THE PROBLEM:
Pick out and copy every line below that has the word "price".

[Stored data]

========

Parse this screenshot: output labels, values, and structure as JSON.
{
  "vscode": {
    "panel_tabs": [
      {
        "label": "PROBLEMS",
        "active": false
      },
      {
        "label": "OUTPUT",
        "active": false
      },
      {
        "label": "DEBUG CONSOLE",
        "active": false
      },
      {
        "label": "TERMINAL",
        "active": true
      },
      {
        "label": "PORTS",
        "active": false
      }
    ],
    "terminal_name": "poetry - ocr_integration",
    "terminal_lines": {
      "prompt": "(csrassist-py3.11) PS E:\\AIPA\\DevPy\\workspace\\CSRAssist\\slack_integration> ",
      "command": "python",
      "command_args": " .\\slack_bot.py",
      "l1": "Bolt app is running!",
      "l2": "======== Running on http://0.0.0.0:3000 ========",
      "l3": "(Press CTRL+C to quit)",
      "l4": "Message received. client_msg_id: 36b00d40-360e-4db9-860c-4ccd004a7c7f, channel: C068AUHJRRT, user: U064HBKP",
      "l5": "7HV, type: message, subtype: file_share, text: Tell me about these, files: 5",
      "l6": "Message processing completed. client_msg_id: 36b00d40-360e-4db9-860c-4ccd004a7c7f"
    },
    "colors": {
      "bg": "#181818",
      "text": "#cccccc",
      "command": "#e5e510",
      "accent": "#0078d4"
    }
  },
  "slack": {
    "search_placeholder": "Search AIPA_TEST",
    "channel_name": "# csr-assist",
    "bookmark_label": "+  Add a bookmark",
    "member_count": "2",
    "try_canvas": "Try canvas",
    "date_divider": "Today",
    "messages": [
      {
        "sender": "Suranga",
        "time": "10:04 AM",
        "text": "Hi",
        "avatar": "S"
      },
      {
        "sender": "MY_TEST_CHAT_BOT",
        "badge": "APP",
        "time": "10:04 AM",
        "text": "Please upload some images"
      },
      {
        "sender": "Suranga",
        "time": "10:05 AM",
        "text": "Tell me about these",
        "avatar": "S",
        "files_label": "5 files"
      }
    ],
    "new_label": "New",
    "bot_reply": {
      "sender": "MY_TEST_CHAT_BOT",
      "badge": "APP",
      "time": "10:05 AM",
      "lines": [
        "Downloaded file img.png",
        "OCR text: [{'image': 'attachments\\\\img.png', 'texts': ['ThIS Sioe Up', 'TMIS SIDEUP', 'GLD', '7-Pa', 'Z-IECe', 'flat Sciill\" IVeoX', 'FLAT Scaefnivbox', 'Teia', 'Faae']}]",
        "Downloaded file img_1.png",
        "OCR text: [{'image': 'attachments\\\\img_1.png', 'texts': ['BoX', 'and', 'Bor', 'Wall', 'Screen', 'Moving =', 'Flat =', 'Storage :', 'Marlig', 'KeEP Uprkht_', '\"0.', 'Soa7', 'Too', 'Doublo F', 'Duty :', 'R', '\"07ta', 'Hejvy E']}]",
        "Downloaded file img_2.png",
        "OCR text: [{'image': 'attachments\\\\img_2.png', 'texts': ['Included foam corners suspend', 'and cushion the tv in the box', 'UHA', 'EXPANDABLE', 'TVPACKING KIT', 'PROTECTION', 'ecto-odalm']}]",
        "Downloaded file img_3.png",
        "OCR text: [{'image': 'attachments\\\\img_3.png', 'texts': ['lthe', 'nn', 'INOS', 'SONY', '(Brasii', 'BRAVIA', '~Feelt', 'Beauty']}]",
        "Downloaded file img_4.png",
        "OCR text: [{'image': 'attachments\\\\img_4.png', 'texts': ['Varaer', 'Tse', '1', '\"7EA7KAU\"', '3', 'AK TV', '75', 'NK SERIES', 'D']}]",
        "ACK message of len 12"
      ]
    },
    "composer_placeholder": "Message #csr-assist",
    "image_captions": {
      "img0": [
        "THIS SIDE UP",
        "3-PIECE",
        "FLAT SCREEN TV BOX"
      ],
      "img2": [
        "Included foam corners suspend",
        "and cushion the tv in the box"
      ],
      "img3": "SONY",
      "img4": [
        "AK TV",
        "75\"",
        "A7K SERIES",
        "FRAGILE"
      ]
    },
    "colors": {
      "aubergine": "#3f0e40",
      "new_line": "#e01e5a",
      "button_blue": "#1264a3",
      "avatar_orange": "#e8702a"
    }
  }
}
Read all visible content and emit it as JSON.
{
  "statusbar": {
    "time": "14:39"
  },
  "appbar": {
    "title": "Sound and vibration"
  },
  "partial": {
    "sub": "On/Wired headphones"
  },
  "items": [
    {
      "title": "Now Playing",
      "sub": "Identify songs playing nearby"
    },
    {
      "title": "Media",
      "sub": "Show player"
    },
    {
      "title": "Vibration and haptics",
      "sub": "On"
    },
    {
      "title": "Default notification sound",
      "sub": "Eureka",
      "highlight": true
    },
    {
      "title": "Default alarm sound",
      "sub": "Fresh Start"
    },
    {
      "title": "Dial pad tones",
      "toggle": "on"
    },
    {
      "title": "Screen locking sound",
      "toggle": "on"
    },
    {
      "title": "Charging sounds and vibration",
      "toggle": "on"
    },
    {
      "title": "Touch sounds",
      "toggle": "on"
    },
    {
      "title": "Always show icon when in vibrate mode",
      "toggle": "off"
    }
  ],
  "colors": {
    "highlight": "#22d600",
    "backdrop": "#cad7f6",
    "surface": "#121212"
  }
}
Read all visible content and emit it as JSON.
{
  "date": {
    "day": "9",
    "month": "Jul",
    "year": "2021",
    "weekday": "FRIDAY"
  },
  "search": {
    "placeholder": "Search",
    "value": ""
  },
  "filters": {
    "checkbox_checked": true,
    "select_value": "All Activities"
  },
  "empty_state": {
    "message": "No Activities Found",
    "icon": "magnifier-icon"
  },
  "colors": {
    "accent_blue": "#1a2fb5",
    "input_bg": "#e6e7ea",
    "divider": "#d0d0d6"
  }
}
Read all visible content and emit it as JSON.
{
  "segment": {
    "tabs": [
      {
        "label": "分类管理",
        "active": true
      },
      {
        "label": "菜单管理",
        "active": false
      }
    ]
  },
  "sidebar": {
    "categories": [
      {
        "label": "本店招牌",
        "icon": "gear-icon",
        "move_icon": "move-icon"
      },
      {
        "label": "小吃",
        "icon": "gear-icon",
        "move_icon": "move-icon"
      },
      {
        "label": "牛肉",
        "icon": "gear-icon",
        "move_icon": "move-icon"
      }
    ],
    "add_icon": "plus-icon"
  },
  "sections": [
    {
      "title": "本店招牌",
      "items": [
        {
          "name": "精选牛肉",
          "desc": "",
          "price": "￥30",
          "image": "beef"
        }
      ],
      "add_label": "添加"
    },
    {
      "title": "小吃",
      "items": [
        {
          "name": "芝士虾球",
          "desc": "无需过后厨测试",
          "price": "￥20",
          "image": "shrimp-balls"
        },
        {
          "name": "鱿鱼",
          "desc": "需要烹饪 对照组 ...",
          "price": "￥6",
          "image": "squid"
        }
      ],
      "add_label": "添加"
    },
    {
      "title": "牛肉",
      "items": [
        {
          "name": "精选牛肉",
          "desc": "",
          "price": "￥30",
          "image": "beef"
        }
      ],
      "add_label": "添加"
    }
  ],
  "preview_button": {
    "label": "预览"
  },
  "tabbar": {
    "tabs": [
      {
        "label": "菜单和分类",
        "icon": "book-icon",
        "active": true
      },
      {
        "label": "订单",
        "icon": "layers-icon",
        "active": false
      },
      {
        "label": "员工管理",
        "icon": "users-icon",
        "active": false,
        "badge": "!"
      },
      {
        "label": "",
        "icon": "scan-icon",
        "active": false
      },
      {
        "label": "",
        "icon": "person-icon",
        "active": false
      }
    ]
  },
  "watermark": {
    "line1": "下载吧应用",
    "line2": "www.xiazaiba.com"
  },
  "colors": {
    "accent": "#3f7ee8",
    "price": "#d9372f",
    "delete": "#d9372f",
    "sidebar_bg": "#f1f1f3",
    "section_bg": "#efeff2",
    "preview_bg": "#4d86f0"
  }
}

========

FINAL ANSWER:
          "price": "￥30",
          "price": "￥20",
          "price": "￥6",
          "price": "￥30",
    "price": "#d9372f",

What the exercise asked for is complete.